• [To do]
Find and return each line containing "dans".

• [Supplied data]
--
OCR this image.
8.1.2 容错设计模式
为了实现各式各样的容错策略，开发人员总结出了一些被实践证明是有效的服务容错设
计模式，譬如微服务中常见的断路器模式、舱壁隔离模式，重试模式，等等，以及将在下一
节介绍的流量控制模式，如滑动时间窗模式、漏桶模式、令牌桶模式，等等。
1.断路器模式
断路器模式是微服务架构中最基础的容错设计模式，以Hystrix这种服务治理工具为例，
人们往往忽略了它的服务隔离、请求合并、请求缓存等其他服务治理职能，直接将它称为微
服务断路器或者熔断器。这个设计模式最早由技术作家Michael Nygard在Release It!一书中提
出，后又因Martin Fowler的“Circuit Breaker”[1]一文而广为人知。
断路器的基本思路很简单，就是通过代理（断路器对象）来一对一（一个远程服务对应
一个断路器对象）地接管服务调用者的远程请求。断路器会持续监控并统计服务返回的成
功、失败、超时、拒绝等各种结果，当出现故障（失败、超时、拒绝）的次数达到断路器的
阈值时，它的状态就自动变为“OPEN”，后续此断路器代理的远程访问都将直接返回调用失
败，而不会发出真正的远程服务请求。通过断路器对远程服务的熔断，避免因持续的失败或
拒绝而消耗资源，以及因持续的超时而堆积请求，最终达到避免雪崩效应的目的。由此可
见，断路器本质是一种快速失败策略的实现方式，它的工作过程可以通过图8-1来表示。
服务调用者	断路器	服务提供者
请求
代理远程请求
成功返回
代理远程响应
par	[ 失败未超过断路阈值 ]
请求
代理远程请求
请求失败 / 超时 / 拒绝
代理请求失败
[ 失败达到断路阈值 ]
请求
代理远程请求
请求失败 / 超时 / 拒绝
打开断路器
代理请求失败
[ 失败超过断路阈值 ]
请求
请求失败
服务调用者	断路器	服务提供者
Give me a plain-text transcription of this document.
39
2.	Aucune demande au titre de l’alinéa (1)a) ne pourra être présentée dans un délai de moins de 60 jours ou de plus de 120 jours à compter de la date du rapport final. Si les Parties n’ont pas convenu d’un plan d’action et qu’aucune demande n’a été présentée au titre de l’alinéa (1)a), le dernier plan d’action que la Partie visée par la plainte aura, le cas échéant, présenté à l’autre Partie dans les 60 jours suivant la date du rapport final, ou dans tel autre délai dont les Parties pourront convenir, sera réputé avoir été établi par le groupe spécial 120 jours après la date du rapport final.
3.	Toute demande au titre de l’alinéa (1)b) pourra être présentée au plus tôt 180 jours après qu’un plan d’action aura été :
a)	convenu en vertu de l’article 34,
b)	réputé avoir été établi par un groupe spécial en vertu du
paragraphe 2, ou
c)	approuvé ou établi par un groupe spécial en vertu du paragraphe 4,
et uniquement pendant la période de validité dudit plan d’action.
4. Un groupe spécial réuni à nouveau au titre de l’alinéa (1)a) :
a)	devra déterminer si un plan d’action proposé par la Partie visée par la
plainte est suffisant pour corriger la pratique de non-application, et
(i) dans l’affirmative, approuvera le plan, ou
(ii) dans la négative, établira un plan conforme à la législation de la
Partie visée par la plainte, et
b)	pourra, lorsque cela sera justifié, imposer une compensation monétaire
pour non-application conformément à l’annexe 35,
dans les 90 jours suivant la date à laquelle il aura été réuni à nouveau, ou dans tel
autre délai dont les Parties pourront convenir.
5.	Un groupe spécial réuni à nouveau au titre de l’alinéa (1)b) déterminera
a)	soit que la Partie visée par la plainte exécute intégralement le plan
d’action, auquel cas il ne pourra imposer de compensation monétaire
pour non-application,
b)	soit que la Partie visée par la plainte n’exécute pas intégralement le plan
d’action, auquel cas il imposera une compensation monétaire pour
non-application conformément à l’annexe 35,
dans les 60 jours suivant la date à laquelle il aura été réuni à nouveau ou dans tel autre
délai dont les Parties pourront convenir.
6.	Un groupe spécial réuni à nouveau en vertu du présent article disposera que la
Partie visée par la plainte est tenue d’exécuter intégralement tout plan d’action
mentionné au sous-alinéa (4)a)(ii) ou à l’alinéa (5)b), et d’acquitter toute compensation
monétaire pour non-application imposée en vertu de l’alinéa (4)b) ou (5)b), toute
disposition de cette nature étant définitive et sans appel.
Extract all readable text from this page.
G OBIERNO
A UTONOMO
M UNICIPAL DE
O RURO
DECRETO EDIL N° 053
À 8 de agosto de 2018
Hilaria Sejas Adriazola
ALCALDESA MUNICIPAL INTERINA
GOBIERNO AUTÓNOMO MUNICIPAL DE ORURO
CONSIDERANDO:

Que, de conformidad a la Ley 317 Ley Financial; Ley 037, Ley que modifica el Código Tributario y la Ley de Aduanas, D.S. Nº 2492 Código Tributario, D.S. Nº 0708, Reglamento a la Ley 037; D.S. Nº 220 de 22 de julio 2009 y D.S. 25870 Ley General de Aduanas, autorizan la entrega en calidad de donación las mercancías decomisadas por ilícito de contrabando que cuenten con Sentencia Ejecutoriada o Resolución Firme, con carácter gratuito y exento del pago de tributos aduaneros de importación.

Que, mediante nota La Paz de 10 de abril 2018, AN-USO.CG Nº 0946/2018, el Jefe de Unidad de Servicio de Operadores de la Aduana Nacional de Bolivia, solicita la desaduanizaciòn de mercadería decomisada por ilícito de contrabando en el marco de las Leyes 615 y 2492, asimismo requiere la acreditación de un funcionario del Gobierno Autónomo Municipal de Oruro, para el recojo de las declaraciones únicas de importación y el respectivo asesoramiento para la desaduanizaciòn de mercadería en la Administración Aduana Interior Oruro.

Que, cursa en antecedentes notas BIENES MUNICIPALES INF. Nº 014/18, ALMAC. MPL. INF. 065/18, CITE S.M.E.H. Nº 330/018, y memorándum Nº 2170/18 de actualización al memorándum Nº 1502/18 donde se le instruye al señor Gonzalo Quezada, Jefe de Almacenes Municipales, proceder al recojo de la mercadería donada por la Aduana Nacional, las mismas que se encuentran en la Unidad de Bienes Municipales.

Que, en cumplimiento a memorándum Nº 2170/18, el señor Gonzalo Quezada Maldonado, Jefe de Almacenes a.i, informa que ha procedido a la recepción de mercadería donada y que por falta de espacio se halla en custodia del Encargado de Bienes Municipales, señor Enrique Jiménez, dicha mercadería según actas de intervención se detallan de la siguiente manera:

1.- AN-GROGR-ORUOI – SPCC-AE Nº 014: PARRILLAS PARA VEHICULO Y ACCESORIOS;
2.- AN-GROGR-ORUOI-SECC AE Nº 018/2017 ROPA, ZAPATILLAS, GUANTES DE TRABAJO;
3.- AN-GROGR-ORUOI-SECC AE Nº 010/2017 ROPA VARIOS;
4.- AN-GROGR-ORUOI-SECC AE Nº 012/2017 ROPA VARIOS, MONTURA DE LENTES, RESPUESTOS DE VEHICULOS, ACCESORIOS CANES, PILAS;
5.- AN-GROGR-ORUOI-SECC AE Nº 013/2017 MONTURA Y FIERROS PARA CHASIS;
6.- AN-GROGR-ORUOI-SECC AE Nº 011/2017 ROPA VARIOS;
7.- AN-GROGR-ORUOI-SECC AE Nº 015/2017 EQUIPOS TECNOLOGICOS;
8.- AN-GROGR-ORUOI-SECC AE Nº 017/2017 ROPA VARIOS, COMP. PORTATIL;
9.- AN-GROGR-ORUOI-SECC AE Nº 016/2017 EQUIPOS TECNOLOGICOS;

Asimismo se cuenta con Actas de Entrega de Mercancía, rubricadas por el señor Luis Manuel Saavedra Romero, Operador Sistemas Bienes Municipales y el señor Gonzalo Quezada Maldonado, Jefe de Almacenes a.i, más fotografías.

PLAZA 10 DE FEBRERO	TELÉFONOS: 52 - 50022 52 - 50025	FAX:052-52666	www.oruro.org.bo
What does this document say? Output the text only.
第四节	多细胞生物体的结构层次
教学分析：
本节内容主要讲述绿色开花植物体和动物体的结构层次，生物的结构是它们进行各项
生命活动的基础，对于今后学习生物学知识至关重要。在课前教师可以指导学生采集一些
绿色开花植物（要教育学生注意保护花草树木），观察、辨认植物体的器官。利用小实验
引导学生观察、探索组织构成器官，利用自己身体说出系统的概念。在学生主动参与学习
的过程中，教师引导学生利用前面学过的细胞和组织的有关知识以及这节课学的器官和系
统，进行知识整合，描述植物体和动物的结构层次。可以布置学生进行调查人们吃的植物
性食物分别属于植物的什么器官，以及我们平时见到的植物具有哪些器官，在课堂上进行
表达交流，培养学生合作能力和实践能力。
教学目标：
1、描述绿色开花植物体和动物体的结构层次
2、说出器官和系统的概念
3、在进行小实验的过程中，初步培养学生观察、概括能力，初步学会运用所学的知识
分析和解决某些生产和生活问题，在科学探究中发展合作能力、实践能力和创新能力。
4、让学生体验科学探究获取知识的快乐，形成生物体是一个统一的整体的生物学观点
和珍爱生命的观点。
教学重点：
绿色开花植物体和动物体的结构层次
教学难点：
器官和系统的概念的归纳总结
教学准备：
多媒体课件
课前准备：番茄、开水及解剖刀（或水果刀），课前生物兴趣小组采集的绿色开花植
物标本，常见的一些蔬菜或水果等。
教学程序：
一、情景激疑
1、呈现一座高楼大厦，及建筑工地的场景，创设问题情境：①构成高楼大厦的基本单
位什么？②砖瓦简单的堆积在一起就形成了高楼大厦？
--
• [Written solution]
2.	Aucune demande au titre de l’alinéa (1)a) ne pourra être présentée dans un délai de moins de 60 jours ou de plus de 120 jours à compter de la date du rapport final. Si les Parties n’ont pas convenu d’un plan d’action et qu’aucune demande n’a été présentée au titre de l’alinéa (1)a), le dernier plan d’action que la Partie visée par la plainte aura, le cas échéant, présenté à l’autre Partie dans les 60 jours suivant la date du rapport final, ou dans tel autre délai dont les Parties pourront convenir, sera réputé avoir été établi par le groupe spécial 120 jours après la date du rapport final.
(i) dans l’affirmative, approuvera le plan, ou
(ii) dans la négative, établira un plan conforme à la législation de la
dans les 90 jours suivant la date à laquelle il aura été réuni à nouveau, ou dans tel
dans les 60 jours suivant la date à laquelle il aura été réuni à nouveau ou dans tel autre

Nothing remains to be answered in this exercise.